Assignment A:
Using the forum post on radiocarbon dating, answer:
(i) About how many years back do tree rings form an unbroken record in Europe?
(ii) How many samples from one of the lakes in Japan were carbon 14 dated?
(iii) Which season do the light layers in those lake bottoms stand for?
Mark your answers (i), (ii), (iii), one per line.
Assignment B:
Pick up the forum post on radiocarbon dating after its last sentence and keep writing it.

Passage to read:
Message 8 of 24 (34722)
03-19-2003 9:20 PM
Reply to: Message 7 by Buzsaw
03-19-2003 8:41 PM


The exact level of 14C is the atmosphere of 20,000 years ago is not precisely knowable, so the 14C clock is instead calibrated to actual knowable (within reasonable error) ages instead. There is no need to "compensate" for anything. Dendrochronology is one: tree rings in living trees are matched up in the patterns they show to rings in preserved logs in bogs or ancient structures - rings form a continuous record back about 11,000 years in Europe. 14C dates can be done on the same trees to calibrate the radiocarbon dates to true dates.
Similarly, a couple of lakes in Japan have yearly alternations of light (winter) and dark (summer) layers (varves) in their bottom sediments, back to about 40,000 years ago. In one of these, 250 samples (leaves, insect parts, etc) were carbon 14 dated and compared to the actual physical count of layers. See Kitigawa and van der Plicht, Science, vol 279, pp 1187-1190 (1998).

Extracted material:
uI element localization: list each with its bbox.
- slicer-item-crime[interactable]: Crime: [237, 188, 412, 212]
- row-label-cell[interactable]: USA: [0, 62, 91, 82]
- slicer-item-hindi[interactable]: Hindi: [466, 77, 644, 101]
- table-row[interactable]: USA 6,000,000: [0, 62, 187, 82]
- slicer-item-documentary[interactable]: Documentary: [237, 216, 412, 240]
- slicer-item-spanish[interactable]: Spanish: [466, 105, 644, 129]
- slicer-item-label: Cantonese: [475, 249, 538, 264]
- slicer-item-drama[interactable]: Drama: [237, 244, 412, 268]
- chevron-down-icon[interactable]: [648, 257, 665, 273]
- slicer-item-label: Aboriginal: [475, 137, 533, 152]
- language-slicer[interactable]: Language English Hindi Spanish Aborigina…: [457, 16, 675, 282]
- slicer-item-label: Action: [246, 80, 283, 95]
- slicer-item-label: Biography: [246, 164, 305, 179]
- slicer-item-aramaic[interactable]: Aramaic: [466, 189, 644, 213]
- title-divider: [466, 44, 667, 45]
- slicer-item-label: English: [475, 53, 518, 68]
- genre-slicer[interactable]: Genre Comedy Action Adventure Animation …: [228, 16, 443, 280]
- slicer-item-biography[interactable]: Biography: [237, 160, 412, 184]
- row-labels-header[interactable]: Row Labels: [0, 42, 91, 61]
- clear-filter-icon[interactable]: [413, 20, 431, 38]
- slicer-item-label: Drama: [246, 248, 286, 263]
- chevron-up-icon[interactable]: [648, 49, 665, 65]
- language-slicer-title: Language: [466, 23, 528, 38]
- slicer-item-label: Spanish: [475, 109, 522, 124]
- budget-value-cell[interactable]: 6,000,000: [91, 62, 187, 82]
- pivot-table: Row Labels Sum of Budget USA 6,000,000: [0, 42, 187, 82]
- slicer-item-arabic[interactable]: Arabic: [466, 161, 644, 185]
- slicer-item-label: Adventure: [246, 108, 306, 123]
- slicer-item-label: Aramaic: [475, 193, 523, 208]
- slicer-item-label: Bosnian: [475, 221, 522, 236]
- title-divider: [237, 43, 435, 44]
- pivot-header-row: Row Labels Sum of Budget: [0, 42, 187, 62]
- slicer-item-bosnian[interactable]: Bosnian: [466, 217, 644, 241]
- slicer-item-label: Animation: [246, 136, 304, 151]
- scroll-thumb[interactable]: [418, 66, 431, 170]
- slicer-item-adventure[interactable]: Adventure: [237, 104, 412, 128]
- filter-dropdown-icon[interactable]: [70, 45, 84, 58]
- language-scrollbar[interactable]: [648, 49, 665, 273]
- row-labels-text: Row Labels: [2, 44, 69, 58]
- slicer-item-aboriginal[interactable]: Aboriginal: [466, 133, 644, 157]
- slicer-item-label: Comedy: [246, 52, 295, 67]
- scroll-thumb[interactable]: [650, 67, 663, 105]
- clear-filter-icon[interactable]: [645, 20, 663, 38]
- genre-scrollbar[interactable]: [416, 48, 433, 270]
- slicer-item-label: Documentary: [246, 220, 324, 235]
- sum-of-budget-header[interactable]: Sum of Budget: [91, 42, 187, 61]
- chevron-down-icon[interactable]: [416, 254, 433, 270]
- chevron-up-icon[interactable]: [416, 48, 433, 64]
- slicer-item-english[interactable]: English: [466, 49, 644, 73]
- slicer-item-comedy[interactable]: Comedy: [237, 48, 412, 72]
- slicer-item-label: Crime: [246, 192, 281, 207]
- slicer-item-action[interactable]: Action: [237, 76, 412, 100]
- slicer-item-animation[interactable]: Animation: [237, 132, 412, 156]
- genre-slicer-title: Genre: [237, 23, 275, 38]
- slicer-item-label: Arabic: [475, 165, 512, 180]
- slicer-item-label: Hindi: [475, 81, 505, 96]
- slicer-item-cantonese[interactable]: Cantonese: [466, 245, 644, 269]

Written reply A:
(i) About 11,000 years
(ii) 250
(iii) Winter

Written reply B:
Annual layers in ice from Greenland, Antarctica, Peru, Bolivia, and Mt Kilimanjaro in Africa have been used as calibrators, too.
Other radioactive dating methods that don't depend on 14C production agree with 14C dates: thorium/uranium dates from stalagmites, for instance, in France or Nevada.
I can find references for several if you'll actually look at them. By the way: A "vapor canopy" might have once existed, but is quite incompatible with life.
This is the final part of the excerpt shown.